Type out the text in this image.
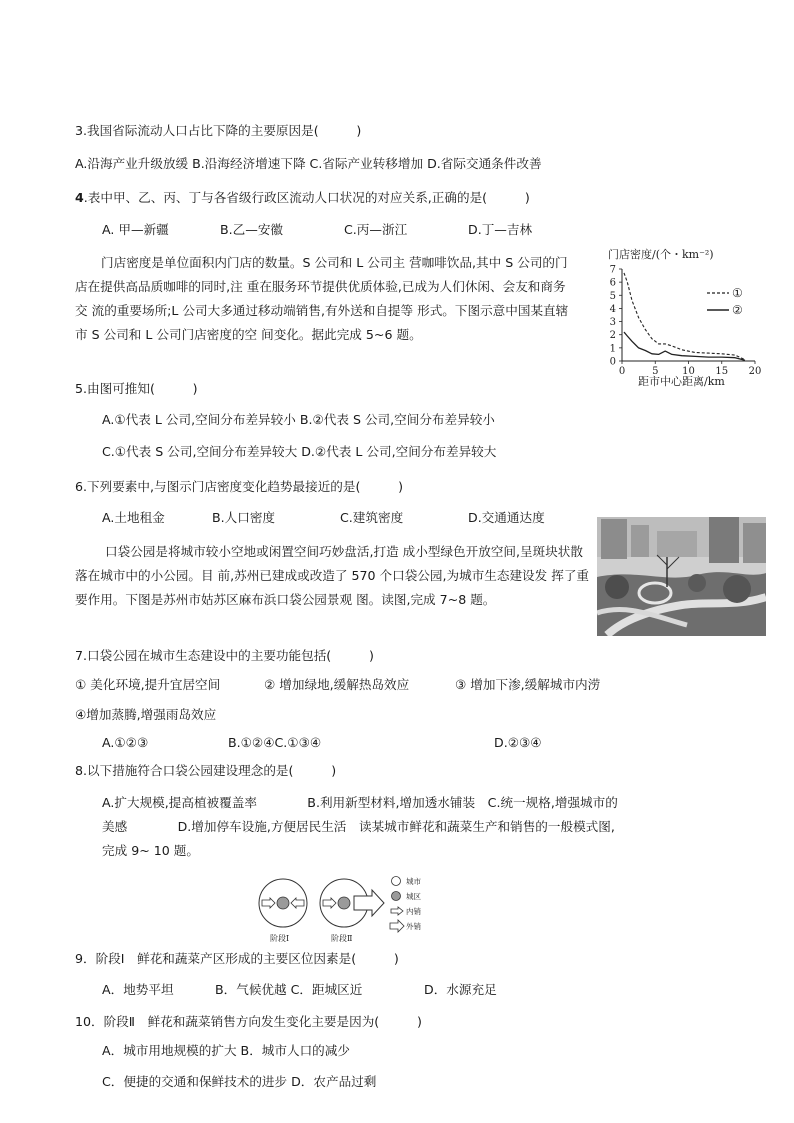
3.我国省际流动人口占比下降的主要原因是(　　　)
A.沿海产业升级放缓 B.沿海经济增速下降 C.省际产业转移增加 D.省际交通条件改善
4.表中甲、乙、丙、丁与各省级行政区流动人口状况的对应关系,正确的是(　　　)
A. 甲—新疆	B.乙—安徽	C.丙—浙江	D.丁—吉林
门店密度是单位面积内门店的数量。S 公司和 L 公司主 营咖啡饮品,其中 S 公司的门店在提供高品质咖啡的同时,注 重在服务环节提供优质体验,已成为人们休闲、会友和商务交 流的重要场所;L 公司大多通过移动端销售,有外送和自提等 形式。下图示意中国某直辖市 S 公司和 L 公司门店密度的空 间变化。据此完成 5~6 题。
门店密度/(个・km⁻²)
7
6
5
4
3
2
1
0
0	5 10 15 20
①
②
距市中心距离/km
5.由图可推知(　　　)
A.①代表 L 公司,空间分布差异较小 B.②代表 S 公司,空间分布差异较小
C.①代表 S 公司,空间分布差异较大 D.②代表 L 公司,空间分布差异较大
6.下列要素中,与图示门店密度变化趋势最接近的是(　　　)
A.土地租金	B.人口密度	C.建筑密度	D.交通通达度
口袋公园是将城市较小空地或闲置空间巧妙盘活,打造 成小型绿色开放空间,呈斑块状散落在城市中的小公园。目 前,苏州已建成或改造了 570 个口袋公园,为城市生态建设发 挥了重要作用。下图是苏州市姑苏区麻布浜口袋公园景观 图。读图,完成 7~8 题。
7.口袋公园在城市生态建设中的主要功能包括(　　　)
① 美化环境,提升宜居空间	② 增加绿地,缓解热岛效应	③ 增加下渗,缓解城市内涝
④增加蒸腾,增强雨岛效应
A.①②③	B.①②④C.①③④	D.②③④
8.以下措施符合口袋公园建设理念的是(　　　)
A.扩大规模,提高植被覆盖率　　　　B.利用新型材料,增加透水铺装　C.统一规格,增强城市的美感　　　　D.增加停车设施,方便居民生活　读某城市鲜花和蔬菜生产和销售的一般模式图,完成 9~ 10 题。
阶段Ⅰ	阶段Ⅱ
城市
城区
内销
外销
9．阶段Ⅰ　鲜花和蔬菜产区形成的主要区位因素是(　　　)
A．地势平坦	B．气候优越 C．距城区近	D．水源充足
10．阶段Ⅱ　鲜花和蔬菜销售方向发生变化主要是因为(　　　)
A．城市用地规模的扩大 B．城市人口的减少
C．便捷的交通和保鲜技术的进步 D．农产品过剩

────────

**GOAL**
Reproduce the material above verbatim; omit every picture.

**WRITTEN SOLUTION**
Type out the text in this image.
3.我国省际流动人口占比下降的主要原因是(　　　)
A.沿海产业升级放缓 B.沿海经济增速下降 C.省际产业转移增加 D.省际交通条件改善
4.表中甲、乙、丙、丁与各省级行政区流动人口状况的对应关系,正确的是(　　　)
A. 甲—新疆	B.乙—安徽	C.丙—浙江	D.丁—吉林
门店密度是单位面积内门店的数量。S 公司和 L 公司主 营咖啡饮品,其中 S 公司的门店在提供高品质咖啡的同时,注 重在服务环节提供优质体验,已成为人们休闲、会友和商务交 流的重要场所;L 公司大多通过移动端销售,有外送和自提等 形式。下图示意中国某直辖市 S 公司和 L 公司门店密度的空 间变化。据此完成 5~6 题。
门店密度/(个・km⁻²)
7
6
5
4
3
2
1
0
0	5 10 15 20
①
②
距市中心距离/km
5.由图可推知(　　　)
A.①代表 L 公司,空间分布差异较小 B.②代表 S 公司,空间分布差异较小
C.①代表 S 公司,空间分布差异较大 D.②代表 L 公司,空间分布差异较大
6.下列要素中,与图示门店密度变化趋势最接近的是(　　　)
A.土地租金	B.人口密度	C.建筑密度	D.交通通达度
口袋公园是将城市较小空地或闲置空间巧妙盘活,打造 成小型绿色开放空间,呈斑块状散落在城市中的小公园。目 前,苏州已建成或改造了 570 个口袋公园,为城市生态建设发 挥了重要作用。下图是苏州市姑苏区麻布浜口袋公园景观 图。读图,完成 7~8 题。
7.口袋公园在城市生态建设中的主要功能包括(　　　)
① 美化环境,提升宜居空间	② 增加绿地,缓解热岛效应	③ 增加下渗,缓解城市内涝
④增加蒸腾,增强雨岛效应
A.①②③	B.①②④C.①③④	D.②③④
8.以下措施符合口袋公园建设理念的是(　　　)
A.扩大规模,提高植被覆盖率　　　　B.利用新型材料,增加透水铺装　C.统一规格,增强城市的美感　　　　D.增加停车设施,方便居民生活　读某城市鲜花和蔬菜生产和销售的一般模式图,完成 9~ 10 题。
阶段Ⅰ	阶段Ⅱ
城市
城区
内销
外销
9．阶段Ⅰ　鲜花和蔬菜产区形成的主要区位因素是(　　　)
A．地势平坦	B．气候优越 C．距城区近	D．水源充足
10．阶段Ⅱ　鲜花和蔬菜销售方向发生变化主要是因为(　　　)
A．城市用地规模的扩大 B．城市人口的减少
C．便捷的交通和保鲜技术的进步 D．农产品过剩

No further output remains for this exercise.